begin
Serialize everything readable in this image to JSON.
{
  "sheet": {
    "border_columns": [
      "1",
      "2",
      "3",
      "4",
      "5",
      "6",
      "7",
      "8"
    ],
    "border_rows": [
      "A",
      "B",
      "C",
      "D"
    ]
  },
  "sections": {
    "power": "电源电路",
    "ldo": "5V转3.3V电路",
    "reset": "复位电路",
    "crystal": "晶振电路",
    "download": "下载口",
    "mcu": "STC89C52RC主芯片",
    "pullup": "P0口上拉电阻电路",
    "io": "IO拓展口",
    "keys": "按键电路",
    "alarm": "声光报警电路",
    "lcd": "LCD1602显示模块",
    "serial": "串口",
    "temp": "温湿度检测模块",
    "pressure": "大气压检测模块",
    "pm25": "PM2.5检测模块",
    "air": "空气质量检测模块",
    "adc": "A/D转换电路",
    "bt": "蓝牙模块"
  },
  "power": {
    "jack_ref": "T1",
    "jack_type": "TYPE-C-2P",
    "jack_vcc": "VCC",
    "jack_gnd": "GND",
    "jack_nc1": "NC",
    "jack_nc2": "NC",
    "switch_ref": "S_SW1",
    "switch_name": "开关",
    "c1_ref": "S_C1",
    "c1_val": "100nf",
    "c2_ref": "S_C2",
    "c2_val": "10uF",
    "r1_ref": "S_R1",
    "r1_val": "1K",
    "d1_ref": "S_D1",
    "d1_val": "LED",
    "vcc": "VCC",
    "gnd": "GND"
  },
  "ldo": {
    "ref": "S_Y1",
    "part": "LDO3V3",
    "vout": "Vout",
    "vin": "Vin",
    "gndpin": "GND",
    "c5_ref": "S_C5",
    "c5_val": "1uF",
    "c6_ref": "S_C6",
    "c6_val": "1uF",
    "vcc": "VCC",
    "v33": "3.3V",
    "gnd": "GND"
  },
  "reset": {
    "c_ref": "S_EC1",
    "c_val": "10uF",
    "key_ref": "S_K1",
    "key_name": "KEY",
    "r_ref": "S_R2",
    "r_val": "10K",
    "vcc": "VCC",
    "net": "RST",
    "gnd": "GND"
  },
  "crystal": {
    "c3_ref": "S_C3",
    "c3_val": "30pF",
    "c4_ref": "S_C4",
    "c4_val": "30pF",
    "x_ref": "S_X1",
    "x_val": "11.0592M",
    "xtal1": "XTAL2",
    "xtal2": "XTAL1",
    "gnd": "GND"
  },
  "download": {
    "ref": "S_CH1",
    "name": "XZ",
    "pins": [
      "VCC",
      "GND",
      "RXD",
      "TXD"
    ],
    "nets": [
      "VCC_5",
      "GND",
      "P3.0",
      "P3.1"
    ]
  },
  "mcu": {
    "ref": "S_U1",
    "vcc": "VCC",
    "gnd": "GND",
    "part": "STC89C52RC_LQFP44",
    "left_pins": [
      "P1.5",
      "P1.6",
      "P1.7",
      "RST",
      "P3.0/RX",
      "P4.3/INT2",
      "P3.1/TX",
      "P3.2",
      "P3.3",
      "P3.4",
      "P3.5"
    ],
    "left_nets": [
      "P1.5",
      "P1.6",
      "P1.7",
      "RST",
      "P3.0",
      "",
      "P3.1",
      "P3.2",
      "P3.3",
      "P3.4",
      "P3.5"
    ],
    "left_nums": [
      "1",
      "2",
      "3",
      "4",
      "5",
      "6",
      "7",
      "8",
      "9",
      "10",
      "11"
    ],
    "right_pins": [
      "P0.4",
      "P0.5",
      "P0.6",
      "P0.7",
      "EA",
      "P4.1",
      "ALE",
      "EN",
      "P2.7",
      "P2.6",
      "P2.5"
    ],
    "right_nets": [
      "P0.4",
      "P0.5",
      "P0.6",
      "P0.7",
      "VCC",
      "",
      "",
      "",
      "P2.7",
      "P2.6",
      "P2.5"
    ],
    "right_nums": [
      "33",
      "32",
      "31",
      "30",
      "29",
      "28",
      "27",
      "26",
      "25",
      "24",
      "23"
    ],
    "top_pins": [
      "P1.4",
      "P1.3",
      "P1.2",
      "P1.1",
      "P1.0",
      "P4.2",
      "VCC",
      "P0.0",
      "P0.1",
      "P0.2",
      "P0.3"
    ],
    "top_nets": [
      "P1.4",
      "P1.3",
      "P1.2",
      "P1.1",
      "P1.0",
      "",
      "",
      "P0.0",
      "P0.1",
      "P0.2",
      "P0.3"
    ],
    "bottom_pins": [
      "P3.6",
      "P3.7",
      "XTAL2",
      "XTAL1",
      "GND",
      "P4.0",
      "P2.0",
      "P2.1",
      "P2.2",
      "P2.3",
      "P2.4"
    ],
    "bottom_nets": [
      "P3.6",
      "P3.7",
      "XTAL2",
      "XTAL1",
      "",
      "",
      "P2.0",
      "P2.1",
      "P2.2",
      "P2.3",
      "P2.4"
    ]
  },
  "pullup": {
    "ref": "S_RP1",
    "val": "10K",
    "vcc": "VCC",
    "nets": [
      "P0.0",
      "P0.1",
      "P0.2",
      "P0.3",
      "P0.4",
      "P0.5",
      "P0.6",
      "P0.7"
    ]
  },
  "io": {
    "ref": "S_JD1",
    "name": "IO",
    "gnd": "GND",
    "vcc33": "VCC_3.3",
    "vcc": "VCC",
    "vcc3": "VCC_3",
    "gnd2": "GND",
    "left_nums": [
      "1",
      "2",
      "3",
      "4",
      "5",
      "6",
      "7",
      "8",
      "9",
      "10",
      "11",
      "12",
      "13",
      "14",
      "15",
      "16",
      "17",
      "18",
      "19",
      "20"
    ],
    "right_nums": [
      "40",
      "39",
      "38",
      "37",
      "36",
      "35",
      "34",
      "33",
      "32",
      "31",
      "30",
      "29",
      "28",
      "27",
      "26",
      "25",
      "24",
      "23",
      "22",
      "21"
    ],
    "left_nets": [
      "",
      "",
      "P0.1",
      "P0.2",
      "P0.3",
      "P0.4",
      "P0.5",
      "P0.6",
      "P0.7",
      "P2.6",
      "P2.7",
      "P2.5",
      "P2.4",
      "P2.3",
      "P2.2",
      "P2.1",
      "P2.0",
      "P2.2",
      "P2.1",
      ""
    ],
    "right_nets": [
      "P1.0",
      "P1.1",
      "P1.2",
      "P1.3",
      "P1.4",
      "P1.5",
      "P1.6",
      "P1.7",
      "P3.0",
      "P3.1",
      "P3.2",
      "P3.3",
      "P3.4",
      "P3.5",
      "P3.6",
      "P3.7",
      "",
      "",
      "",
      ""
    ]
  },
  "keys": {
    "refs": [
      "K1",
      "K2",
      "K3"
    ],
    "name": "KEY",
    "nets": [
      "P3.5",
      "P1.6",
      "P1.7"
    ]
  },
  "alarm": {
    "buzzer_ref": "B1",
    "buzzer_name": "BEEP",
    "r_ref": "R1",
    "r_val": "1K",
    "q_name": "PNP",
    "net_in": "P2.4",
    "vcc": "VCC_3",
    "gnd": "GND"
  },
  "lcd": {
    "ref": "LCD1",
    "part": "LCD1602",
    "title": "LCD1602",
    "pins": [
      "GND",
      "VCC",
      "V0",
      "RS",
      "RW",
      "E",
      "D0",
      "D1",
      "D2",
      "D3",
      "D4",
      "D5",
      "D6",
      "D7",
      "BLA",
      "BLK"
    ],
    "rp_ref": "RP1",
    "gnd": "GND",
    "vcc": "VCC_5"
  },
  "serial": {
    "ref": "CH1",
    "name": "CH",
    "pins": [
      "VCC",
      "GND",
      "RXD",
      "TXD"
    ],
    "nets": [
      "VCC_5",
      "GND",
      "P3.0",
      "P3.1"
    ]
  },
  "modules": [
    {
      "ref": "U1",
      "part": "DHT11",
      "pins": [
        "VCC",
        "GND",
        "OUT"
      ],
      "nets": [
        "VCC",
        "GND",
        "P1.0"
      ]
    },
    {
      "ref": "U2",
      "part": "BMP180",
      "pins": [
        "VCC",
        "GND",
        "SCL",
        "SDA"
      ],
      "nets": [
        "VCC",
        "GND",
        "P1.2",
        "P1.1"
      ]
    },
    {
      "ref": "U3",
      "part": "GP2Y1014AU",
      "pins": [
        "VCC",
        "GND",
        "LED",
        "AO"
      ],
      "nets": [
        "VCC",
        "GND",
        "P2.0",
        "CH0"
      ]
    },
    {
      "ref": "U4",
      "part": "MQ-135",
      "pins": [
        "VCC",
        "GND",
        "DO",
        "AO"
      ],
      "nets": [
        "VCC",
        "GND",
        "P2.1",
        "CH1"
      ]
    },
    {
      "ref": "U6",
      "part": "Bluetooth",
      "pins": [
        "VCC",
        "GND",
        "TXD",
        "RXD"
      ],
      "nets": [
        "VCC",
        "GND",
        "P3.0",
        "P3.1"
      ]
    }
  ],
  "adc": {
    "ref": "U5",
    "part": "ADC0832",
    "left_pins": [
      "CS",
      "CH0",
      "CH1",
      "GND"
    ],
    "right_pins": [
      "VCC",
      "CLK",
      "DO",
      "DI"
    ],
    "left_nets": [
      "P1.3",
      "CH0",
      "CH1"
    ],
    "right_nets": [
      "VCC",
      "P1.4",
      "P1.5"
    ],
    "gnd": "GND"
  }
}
end
(What you are asked to do): For each line of the entries that includes "part", show that line.

(Result):
    "part": "LDO3V3",
    "part": "STC89C52RC_LQFP44",
    "part": "LCD1602",
      "part": "DHT11",
      "part": "BMP180",
      "part": "GP2Y1014AU",
      "part": "MQ-135",
      "part": "Bluetooth",
    "part": "ADC0832",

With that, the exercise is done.